◆ Extracted information:
###

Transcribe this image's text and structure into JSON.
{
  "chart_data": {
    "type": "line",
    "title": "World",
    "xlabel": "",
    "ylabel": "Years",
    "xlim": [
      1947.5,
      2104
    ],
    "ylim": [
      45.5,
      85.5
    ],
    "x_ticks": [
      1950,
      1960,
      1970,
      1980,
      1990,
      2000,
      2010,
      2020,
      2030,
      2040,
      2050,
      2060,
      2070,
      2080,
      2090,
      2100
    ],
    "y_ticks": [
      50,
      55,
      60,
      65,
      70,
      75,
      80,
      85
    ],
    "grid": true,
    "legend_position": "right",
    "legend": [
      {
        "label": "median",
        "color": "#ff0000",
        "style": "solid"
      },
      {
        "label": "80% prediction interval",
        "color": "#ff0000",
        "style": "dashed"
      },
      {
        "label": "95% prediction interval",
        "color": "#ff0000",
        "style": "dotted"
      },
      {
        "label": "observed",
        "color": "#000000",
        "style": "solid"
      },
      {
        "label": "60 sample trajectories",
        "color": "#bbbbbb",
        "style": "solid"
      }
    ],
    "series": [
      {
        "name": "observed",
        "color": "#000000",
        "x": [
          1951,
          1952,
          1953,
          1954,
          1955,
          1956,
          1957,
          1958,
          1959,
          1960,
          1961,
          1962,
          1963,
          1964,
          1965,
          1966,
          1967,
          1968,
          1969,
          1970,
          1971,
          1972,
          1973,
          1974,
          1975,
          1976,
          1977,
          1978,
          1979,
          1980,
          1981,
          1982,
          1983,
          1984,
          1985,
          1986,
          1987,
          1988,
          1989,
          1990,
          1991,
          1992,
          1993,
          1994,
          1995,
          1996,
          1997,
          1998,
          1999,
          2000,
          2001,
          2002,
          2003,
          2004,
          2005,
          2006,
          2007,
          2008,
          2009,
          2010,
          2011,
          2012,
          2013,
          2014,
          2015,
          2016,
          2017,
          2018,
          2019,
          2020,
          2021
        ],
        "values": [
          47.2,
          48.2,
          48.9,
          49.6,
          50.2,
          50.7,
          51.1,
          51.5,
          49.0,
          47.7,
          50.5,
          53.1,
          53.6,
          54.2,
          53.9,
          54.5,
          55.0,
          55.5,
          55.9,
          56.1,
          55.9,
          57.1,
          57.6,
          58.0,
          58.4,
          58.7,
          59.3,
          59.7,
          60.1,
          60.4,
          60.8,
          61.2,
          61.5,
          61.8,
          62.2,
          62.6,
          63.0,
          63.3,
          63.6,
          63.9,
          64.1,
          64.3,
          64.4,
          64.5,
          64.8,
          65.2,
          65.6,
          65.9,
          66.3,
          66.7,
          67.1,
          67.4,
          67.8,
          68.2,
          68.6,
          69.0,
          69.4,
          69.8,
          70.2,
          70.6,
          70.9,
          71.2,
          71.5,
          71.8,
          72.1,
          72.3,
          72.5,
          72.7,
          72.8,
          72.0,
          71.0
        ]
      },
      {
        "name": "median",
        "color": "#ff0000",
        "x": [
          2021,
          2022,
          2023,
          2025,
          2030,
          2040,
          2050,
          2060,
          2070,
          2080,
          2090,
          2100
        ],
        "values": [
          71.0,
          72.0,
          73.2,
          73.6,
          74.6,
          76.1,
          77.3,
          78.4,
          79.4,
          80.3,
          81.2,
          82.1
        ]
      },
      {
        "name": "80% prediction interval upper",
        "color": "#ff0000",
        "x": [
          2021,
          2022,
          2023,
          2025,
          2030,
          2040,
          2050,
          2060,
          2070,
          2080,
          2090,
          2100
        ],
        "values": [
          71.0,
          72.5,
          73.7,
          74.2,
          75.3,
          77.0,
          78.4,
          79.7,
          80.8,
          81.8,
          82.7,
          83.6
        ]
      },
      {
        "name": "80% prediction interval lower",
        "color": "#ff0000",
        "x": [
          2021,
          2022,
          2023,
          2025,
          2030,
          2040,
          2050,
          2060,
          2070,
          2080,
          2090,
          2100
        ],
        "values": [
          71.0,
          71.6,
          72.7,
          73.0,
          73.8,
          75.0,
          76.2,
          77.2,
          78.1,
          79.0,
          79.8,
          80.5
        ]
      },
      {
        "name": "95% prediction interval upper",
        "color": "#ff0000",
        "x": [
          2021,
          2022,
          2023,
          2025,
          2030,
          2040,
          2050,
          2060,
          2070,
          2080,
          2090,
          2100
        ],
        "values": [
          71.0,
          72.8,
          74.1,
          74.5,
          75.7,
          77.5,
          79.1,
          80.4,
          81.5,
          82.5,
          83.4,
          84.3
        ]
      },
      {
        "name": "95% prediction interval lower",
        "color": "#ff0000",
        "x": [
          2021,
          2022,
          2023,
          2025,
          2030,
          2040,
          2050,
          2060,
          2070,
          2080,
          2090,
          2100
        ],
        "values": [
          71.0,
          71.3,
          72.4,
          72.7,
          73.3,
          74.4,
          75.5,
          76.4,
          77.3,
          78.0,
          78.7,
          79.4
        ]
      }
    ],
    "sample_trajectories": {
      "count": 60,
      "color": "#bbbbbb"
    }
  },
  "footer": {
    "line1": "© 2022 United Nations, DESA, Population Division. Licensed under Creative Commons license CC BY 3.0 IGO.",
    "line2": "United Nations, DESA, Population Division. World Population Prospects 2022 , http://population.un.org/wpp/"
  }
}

###

◆ Task prompt: Find "lower". Copy every line it occurs in.

◆ Full answer:
        "name": "80% prediction interval lower",
        "name": "95% prediction interval lower",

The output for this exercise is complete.